+++ STORED DATA +++

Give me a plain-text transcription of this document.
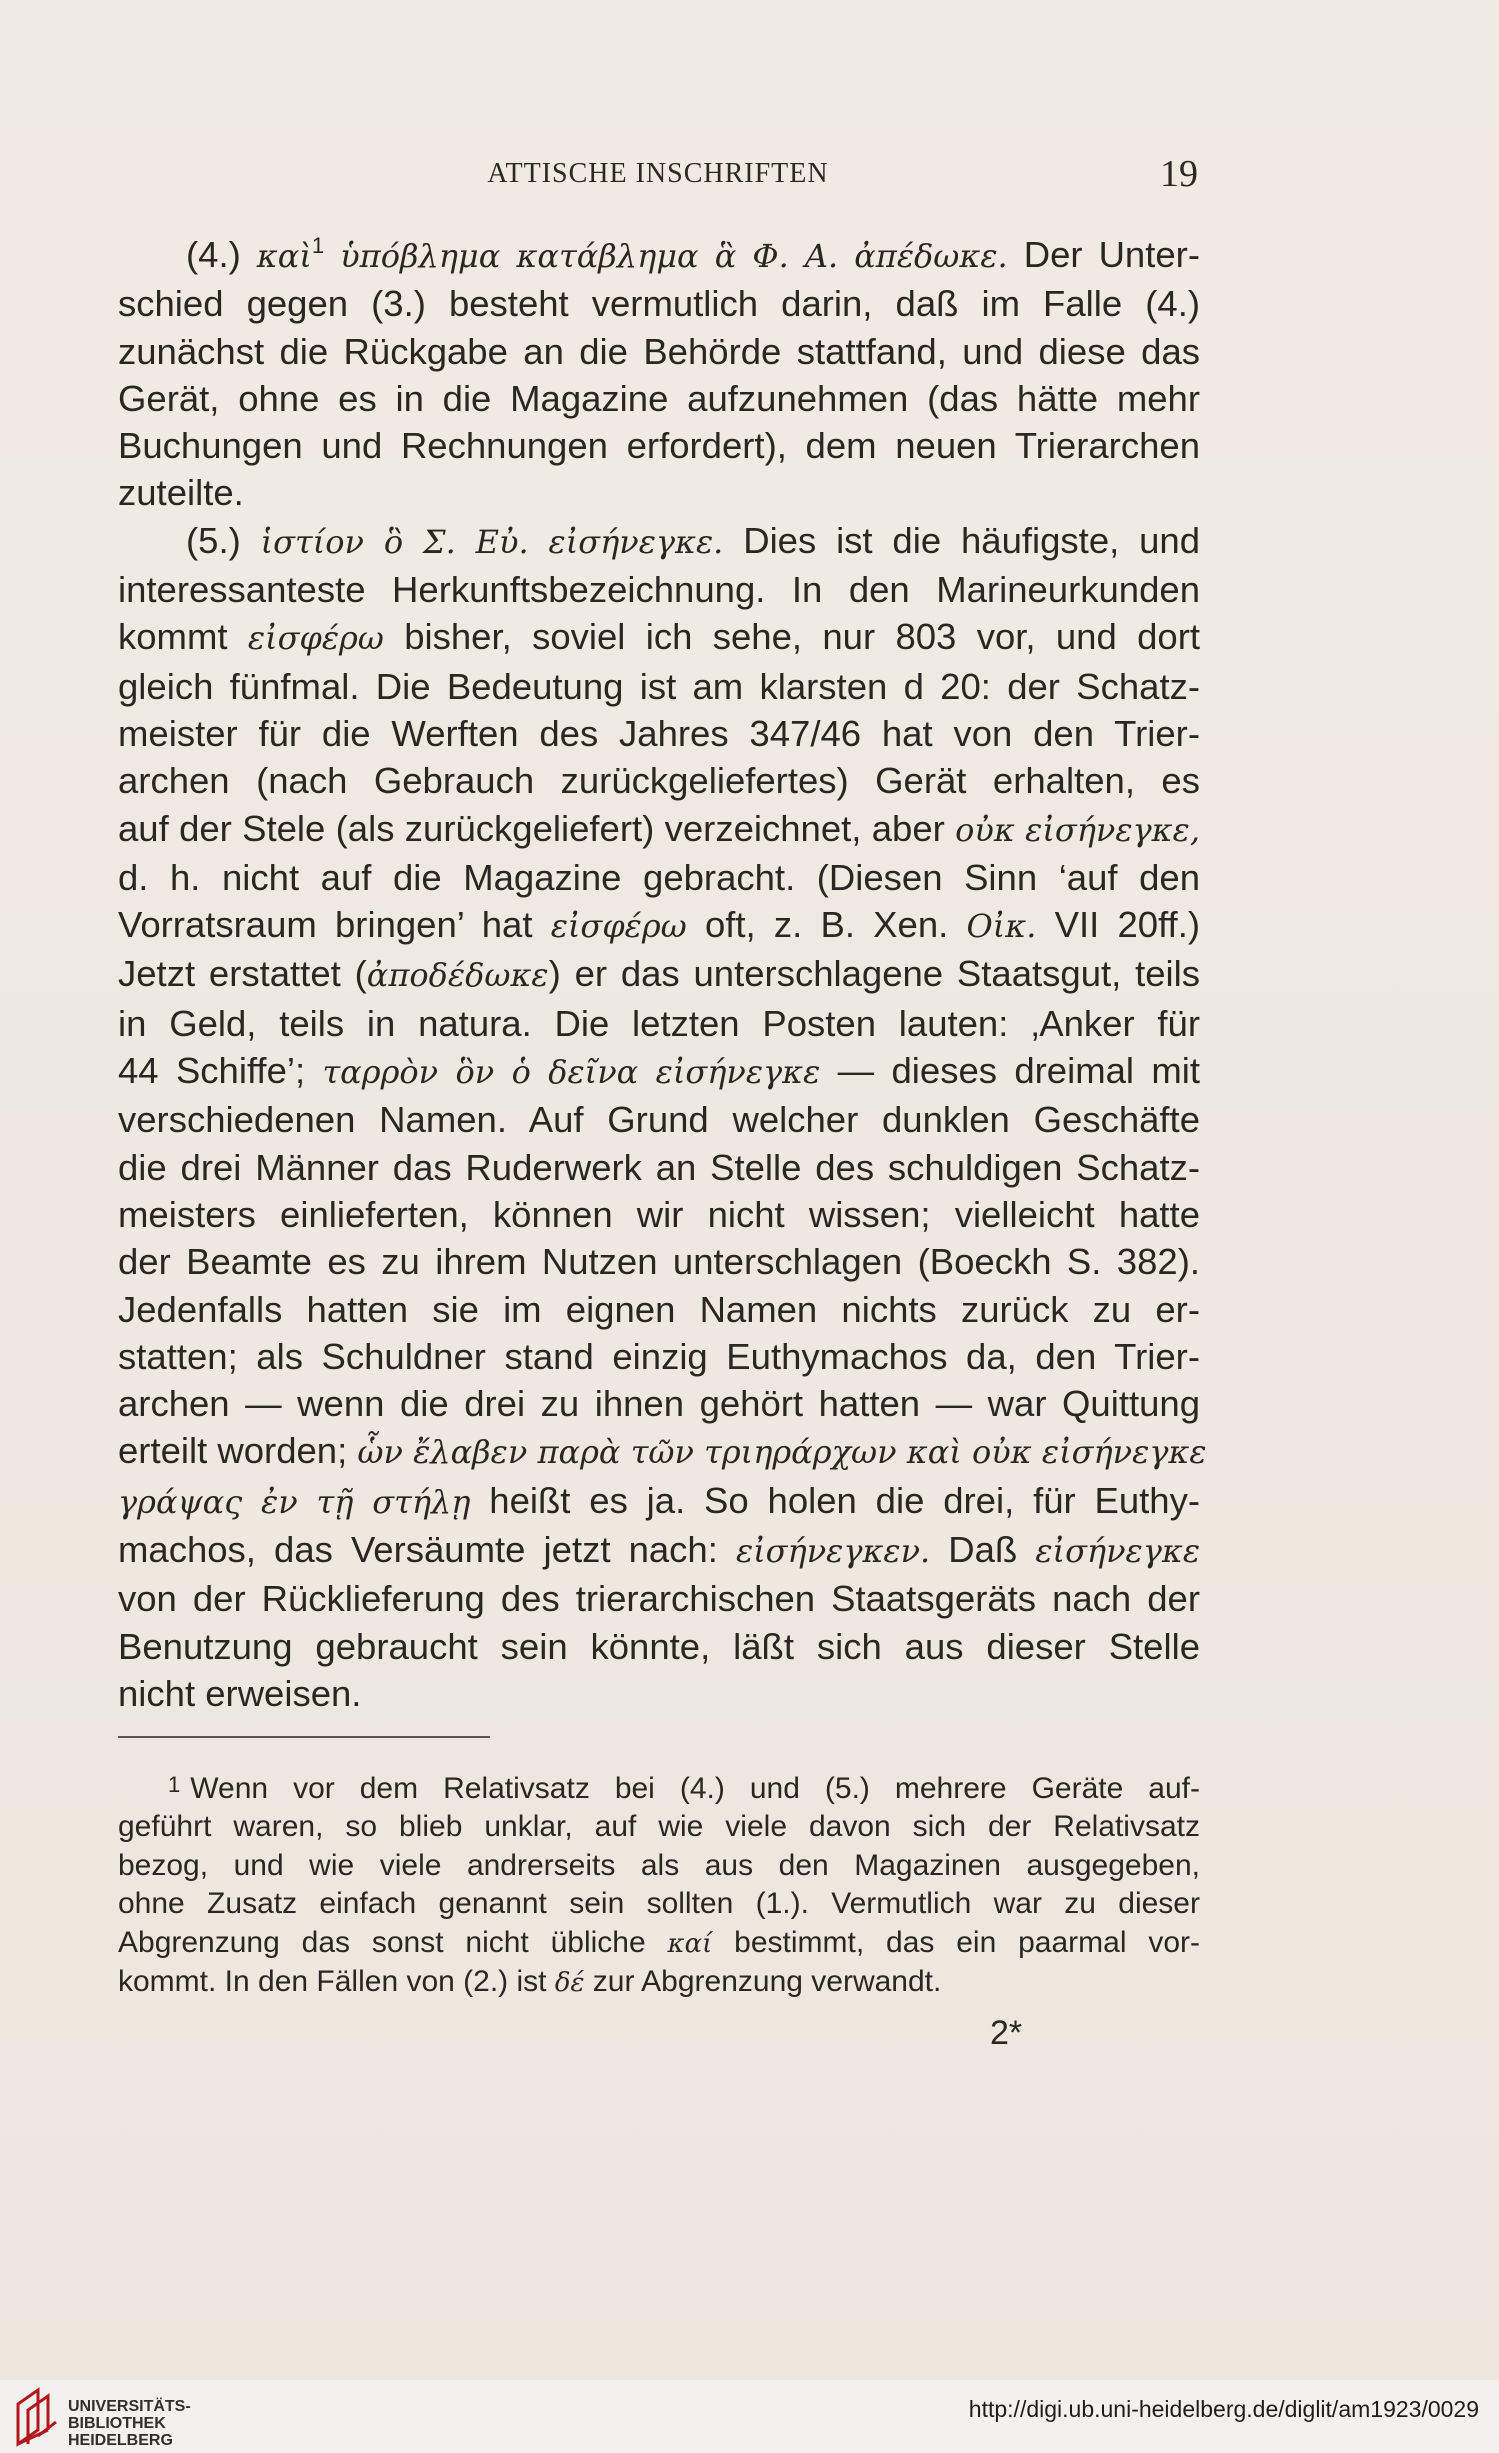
ATTISCHE INSCHRIFTEN	19
(4.) καὶ$^1$ ὑπόβλημα κατάβλημα ἃ Φ. Α. ἀπέδωκε. Der Unter-
schied gegen (3.) besteht vermutlich darin, daß im Falle (4.)
zunächst die Rückgabe an die Behörde stattfand, und diese das
Gerät, ohne es in die Magazine aufzunehmen (das hätte mehr
Buchungen und Rechnungen erfordert), dem neuen Trierarchen
zuteilte.
(5.) ἱστίον ὃ Σ. Εὐ. εἰσήνεγκε. Dies ist die häufigste, und
interessanteste Herkunftsbezeichnung. In den Marineurkunden
kommt εἰσφέρω bisher, soviel ich sehe, nur 803 vor, und dort
gleich fünfmal. Die Bedeutung ist am klarsten d 20: der Schatz-
meister für die Werften des Jahres 347/46 hat von den Trier-
archen (nach Gebrauch zurückgeliefertes) Gerät erhalten, es
auf der Stele (als zurückgeliefert) verzeichnet, aber οὐκ εἰσήνεγκε,
d. h. nicht auf die Magazine gebracht. (Diesen Sinn ‘auf den
Vorratsraum bringen’ hat εἰσφέρω oft, z. B. Xen. Οἰκ. VII 20ff.)
Jetzt erstattet (ἀποδέδωκε) er das unterschlagene Staatsgut, teils
in Geld, teils in natura. Die letzten Posten lauten: ‚Anker für
44 Schiffe’; ταρρὸν ὃν ὁ δεῖνα εἰσήνεγκε — dieses dreimal mit
verschiedenen Namen. Auf Grund welcher dunklen Geschäfte
die drei Männer das Ruderwerk an Stelle des schuldigen Schatz-
meisters einlieferten, können wir nicht wissen; vielleicht hatte
der Beamte es zu ihrem Nutzen unterschlagen (Boeckh S. 382).
Jedenfalls hatten sie im eignen Namen nichts zurück zu er-
statten; als Schuldner stand einzig Euthymachos da, den Trier-
archen — wenn die drei zu ihnen gehört hatten — war Quittung
erteilt worden; ὧν ἔλαβεν παρὰ τῶν τριηράρχων καὶ οὐκ εἰσήνεγκε
γράψας ἐν τῇ στήλῃ heißt es ja. So holen die drei, für Euthy-
machos, das Versäumte jetzt nach: εἰσήνεγκεν. Daß εἰσήνεγκε
von der Rücklieferung des trierarchischen Staatsgeräts nach der
Benutzung gebraucht sein könnte, läßt sich aus dieser Stelle
nicht erweisen.
$^1$ Wenn vor dem Relativsatz bei (4.) und (5.) mehrere Geräte auf-
geführt waren, so blieb unklar, auf wie viele davon sich der Relativsatz
bezog, und wie viele andrerseits als aus den Magazinen ausgegeben,
ohne Zusatz einfach genannt sein sollten (1.). Vermutlich war zu dieser
Abgrenzung das sonst nicht übliche καί bestimmt, das ein paarmal vor-
kommt. In den Fällen von (2.) ist δέ zur Abgrenzung verwandt.
2*
UNIVERSITÄTS-
BIBLIOTHEK
HEIDELBERG
http://digi.ub.uni-heidelberg.de/diglit/am1923/0029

+++

STATED PROBLEM ▸ Your task is an exact transcription of all the data, minus the pictures.

COMPLETED EXERCISE ▸
Give me a plain-text transcription of this document.
ATTISCHE INSCHRIFTEN	19
(4.) καὶ$^1$ ὑπόβλημα κατάβλημα ἃ Φ. Α. ἀπέδωκε. Der Unter-
schied gegen (3.) besteht vermutlich darin, daß im Falle (4.)
zunächst die Rückgabe an die Behörde stattfand, und diese das
Gerät, ohne es in die Magazine aufzunehmen (das hätte mehr
Buchungen und Rechnungen erfordert), dem neuen Trierarchen
zuteilte.
(5.) ἱστίον ὃ Σ. Εὐ. εἰσήνεγκε. Dies ist die häufigste, und
interessanteste Herkunftsbezeichnung. In den Marineurkunden
kommt εἰσφέρω bisher, soviel ich sehe, nur 803 vor, und dort
gleich fünfmal. Die Bedeutung ist am klarsten d 20: der Schatz-
meister für die Werften des Jahres 347/46 hat von den Trier-
archen (nach Gebrauch zurückgeliefertes) Gerät erhalten, es
auf der Stele (als zurückgeliefert) verzeichnet, aber οὐκ εἰσήνεγκε,
d. h. nicht auf die Magazine gebracht. (Diesen Sinn ‘auf den
Vorratsraum bringen’ hat εἰσφέρω oft, z. B. Xen. Οἰκ. VII 20ff.)
Jetzt erstattet (ἀποδέδωκε) er das unterschlagene Staatsgut, teils
in Geld, teils in natura. Die letzten Posten lauten: ‚Anker für
44 Schiffe’; ταρρὸν ὃν ὁ δεῖνα εἰσήνεγκε — dieses dreimal mit
verschiedenen Namen. Auf Grund welcher dunklen Geschäfte
die drei Männer das Ruderwerk an Stelle des schuldigen Schatz-
meisters einlieferten, können wir nicht wissen; vielleicht hatte
der Beamte es zu ihrem Nutzen unterschlagen (Boeckh S. 382).
Jedenfalls hatten sie im eignen Namen nichts zurück zu er-
statten; als Schuldner stand einzig Euthymachos da, den Trier-
archen — wenn die drei zu ihnen gehört hatten — war Quittung
erteilt worden; ὧν ἔλαβεν παρὰ τῶν τριηράρχων καὶ οὐκ εἰσήνεγκε
γράψας ἐν τῇ στήλῃ heißt es ja. So holen die drei, für Euthy-
machos, das Versäumte jetzt nach: εἰσήνεγκεν. Daß εἰσήνεγκε
von der Rücklieferung des trierarchischen Staatsgeräts nach der
Benutzung gebraucht sein könnte, läßt sich aus dieser Stelle
nicht erweisen.
$^1$ Wenn vor dem Relativsatz bei (4.) und (5.) mehrere Geräte auf-
geführt waren, so blieb unklar, auf wie viele davon sich der Relativsatz
bezog, und wie viele andrerseits als aus den Magazinen ausgegeben,
ohne Zusatz einfach genannt sein sollten (1.). Vermutlich war zu dieser
Abgrenzung das sonst nicht übliche καί bestimmt, das ein paarmal vor-
kommt. In den Fällen von (2.) ist δέ zur Abgrenzung verwandt.
2*
UNIVERSITÄTS-
BIBLIOTHEK
HEIDELBERG
http://digi.ub.uni-heidelberg.de/diglit/am1923/0029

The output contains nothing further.